(Stored entries)

>> start

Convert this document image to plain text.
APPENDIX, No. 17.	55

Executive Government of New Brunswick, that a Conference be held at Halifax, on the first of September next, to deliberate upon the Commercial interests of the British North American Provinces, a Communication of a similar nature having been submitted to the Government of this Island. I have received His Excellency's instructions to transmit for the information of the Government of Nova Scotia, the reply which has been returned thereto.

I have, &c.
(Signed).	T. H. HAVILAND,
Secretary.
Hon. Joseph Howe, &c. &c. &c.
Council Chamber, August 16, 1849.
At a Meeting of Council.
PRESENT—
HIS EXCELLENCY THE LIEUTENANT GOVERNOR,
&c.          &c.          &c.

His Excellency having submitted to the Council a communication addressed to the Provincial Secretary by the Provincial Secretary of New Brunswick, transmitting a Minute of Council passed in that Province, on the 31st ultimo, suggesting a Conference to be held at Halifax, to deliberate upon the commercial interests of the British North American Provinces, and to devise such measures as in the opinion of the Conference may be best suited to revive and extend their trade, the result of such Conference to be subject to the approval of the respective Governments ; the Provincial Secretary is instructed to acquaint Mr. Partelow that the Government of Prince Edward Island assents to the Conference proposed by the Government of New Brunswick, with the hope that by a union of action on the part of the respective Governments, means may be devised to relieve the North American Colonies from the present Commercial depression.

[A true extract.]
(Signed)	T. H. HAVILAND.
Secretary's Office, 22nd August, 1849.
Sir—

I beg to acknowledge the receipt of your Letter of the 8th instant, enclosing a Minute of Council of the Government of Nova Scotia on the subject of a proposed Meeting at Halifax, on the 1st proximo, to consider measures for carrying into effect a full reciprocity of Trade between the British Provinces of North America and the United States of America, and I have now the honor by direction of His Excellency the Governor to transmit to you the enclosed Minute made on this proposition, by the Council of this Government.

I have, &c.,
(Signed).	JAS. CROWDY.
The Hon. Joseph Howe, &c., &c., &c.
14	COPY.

>> end

* **What you have to do**: Repeat the listing in full, keeping every line exactly as it is.

* **Exercise answer**:
Convert this document image to plain text.
APPENDIX, No. 17.	55

Executive Government of New Brunswick, that a Conference be held at Halifax, on the first of September next, to deliberate upon the Commercial interests of the British North American Provinces, a Communication of a similar nature having been submitted to the Government of this Island. I have received His Excellency's instructions to transmit for the information of the Government of Nova Scotia, the reply which has been returned thereto.

I have, &c.
(Signed).	T. H. HAVILAND,
Secretary.
Hon. Joseph Howe, &c. &c. &c.
Council Chamber, August 16, 1849.
At a Meeting of Council.
PRESENT—
HIS EXCELLENCY THE LIEUTENANT GOVERNOR,
&c.          &c.          &c.

His Excellency having submitted to the Council a communication addressed to the Provincial Secretary by the Provincial Secretary of New Brunswick, transmitting a Minute of Council passed in that Province, on the 31st ultimo, suggesting a Conference to be held at Halifax, to deliberate upon the commercial interests of the British North American Provinces, and to devise such measures as in the opinion of the Conference may be best suited to revive and extend their trade, the result of such Conference to be subject to the approval of the respective Governments ; the Provincial Secretary is instructed to acquaint Mr. Partelow that the Government of Prince Edward Island assents to the Conference proposed by the Government of New Brunswick, with the hope that by a union of action on the part of the respective Governments, means may be devised to relieve the North American Colonies from the present Commercial depression.

[A true extract.]
(Signed)	T. H. HAVILAND.
Secretary's Office, 22nd August, 1849.
Sir—

I beg to acknowledge the receipt of your Letter of the 8th instant, enclosing a Minute of Council of the Government of Nova Scotia on the subject of a proposed Meeting at Halifax, on the 1st proximo, to consider measures for carrying into effect a full reciprocity of Trade between the British Provinces of North America and the United States of America, and I have now the honor by direction of His Excellency the Governor to transmit to you the enclosed Minute made on this proposition, by the Council of this Government.

I have, &c.,
(Signed).	JAS. CROWDY.
The Hon. Joseph Howe, &c., &c., &c.
14	COPY.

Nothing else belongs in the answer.